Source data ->
===
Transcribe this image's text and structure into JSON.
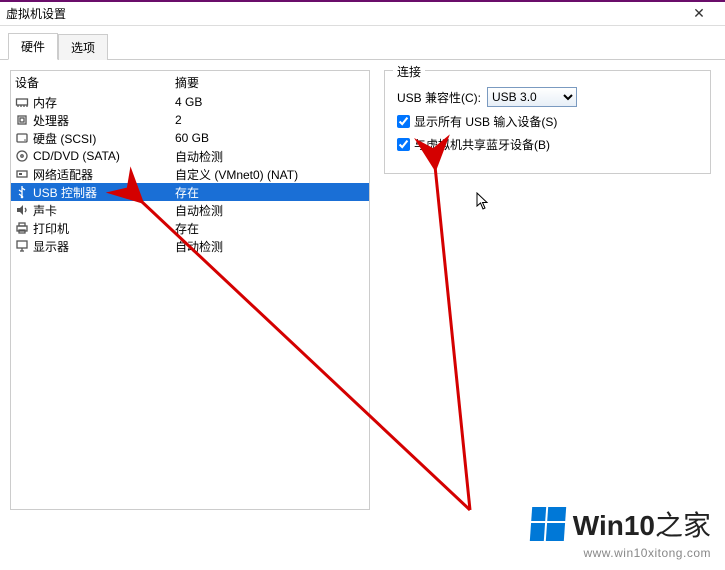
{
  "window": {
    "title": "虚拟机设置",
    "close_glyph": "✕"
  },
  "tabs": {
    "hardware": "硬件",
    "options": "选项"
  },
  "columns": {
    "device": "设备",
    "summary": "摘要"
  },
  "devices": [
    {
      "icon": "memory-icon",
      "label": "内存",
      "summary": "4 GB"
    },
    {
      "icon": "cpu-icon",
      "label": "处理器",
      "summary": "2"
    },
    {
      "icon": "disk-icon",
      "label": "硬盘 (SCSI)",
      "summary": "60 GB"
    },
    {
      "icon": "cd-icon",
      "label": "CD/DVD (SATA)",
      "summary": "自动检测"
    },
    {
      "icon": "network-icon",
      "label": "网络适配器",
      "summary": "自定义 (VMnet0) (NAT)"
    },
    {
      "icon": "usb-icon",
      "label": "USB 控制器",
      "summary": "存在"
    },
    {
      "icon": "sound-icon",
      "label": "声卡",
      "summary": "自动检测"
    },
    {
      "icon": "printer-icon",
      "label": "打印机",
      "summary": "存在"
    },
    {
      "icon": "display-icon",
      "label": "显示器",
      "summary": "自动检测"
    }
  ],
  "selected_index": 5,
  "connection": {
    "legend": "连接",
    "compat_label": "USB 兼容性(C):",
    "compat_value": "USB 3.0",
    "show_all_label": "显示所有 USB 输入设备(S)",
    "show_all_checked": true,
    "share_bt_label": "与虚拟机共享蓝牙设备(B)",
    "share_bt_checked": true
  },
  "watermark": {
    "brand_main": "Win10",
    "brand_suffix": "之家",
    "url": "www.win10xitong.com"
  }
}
===
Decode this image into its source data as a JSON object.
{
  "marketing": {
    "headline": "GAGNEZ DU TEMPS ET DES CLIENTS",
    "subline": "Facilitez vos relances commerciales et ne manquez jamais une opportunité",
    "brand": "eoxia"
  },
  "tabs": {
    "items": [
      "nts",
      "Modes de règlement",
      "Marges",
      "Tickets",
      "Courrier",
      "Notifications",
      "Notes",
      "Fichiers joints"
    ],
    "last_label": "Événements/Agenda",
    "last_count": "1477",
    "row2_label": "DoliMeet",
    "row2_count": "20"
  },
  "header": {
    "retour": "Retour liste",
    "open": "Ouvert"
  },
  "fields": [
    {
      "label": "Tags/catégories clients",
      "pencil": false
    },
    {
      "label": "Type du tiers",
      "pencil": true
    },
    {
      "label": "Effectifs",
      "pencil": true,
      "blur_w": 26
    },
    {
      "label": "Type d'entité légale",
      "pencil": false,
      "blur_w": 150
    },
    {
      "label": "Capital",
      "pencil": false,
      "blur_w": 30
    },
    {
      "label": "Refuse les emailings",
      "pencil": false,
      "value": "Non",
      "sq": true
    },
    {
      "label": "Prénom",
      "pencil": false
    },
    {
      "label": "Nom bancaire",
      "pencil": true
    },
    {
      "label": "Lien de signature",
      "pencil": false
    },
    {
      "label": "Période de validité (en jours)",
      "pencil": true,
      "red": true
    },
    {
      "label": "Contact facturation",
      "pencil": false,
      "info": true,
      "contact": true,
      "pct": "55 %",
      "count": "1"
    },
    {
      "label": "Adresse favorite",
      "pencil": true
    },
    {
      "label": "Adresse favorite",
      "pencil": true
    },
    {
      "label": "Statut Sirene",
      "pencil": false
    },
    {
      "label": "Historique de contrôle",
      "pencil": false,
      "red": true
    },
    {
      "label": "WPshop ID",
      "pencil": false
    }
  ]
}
===
Task to carry out -> Identify every line above that includes the word "summary", and show those lines.

Answer to this problem ->
    "summary": "摘要"
      "summary": "4 GB"
      "summary": "2"
      "summary": "60 GB"
      "summary": "自动检测"
      "summary": "自定义 (VMnet0) (NAT)"
      "summary": "存在"
      "summary": "自动检测"
      "summary": "存在"
      "summary": "自动检测"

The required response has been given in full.